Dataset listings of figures
+-------+

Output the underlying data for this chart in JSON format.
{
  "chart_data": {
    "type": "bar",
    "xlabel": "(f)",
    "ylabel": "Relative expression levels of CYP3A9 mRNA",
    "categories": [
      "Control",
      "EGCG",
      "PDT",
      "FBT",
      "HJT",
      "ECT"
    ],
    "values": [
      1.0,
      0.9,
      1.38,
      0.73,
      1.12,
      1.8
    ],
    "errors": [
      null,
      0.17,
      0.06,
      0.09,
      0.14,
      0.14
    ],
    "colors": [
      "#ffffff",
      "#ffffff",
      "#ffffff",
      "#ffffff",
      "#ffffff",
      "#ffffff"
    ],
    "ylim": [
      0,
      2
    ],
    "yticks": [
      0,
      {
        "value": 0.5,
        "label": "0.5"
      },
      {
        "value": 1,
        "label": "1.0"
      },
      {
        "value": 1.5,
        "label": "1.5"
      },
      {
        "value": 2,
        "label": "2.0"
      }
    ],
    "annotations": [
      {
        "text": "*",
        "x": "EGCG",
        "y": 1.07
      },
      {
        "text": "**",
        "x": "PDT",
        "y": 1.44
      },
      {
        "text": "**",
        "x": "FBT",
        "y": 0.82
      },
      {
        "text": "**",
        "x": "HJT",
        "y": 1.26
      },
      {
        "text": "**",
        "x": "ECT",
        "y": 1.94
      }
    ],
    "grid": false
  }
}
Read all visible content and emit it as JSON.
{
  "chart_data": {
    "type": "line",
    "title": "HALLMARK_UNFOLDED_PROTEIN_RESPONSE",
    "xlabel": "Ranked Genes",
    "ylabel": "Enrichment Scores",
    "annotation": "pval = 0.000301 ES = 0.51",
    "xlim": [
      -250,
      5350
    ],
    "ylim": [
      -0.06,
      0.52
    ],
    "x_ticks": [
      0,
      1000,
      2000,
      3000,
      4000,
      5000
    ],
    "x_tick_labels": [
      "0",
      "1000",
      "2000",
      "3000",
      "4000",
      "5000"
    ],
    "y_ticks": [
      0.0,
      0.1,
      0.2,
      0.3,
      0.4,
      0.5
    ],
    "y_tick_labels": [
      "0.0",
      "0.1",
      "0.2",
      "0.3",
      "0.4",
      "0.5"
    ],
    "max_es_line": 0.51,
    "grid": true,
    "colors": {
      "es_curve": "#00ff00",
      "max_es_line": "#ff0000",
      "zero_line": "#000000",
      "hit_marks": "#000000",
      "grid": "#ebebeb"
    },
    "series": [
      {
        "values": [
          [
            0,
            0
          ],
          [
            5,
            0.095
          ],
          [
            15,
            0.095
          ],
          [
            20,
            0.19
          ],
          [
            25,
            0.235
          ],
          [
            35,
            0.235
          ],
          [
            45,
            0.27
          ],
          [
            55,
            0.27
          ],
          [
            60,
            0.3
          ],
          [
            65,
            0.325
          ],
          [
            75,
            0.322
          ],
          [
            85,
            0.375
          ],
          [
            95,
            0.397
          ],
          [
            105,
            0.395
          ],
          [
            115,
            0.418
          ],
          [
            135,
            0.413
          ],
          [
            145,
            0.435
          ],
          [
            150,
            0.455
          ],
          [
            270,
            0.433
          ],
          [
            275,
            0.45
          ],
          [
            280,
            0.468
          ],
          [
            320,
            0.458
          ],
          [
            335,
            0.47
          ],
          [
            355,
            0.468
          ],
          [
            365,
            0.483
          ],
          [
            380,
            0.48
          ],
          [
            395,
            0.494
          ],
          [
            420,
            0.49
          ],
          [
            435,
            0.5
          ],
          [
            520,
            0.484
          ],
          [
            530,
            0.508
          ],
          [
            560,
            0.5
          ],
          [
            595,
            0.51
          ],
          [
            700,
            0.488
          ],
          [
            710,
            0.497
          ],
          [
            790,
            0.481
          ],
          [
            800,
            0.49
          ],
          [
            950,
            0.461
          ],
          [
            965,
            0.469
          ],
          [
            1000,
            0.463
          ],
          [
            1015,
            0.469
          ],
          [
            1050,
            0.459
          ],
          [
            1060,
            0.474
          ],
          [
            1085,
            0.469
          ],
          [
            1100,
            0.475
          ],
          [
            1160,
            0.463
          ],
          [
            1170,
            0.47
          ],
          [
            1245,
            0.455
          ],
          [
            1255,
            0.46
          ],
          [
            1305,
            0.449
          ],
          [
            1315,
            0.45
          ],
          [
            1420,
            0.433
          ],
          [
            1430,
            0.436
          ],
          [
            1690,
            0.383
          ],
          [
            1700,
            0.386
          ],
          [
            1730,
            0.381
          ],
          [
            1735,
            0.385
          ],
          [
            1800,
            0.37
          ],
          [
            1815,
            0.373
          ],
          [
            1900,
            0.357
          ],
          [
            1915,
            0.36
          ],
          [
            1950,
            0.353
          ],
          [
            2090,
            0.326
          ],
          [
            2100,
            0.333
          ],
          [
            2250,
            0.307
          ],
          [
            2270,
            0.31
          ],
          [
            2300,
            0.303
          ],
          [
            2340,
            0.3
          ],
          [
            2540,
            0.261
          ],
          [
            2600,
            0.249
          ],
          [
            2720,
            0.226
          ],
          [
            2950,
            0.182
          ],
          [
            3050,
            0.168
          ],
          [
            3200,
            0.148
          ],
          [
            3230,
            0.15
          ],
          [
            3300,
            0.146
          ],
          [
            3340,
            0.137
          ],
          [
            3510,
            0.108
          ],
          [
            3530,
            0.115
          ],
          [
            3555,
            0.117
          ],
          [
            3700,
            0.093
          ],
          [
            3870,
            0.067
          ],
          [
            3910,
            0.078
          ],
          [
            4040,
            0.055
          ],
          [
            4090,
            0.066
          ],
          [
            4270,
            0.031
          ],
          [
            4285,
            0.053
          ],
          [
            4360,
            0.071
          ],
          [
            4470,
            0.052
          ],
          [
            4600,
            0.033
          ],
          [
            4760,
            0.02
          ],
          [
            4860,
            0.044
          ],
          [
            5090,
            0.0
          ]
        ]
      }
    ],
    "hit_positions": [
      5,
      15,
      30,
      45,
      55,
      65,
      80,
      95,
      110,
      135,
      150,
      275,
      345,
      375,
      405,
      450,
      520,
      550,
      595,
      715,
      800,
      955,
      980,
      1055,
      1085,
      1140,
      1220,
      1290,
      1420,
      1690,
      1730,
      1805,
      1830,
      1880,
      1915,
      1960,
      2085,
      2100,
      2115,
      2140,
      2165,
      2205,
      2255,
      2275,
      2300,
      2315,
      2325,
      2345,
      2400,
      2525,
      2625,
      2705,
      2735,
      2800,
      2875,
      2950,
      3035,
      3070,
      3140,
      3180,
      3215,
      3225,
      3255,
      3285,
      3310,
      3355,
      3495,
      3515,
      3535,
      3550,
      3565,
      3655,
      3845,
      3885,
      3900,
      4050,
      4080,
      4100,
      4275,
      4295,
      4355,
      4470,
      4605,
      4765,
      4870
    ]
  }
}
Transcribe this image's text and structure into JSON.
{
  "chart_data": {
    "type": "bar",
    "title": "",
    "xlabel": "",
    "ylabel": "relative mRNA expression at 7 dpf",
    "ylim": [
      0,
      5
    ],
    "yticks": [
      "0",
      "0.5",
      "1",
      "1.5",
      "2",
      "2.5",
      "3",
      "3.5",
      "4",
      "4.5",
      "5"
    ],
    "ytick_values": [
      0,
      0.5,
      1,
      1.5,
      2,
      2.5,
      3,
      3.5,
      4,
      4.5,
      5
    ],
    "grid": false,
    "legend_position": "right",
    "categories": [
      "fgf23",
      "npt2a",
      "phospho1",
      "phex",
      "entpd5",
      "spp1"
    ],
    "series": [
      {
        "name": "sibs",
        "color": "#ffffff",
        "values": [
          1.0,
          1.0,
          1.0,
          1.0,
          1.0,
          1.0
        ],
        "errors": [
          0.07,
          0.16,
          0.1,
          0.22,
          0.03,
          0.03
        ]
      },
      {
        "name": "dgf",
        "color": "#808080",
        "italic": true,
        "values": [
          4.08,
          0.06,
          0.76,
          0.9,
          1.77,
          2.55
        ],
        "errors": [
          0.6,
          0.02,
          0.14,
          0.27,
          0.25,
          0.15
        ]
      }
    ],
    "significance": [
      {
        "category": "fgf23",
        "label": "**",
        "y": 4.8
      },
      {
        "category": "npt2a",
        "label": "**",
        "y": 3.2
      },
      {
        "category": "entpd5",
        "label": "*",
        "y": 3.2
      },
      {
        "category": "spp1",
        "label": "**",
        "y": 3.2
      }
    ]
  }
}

+-------+

Using the string "JSON" as the search term, count the lines of the data above that hold it and report that number alone.

3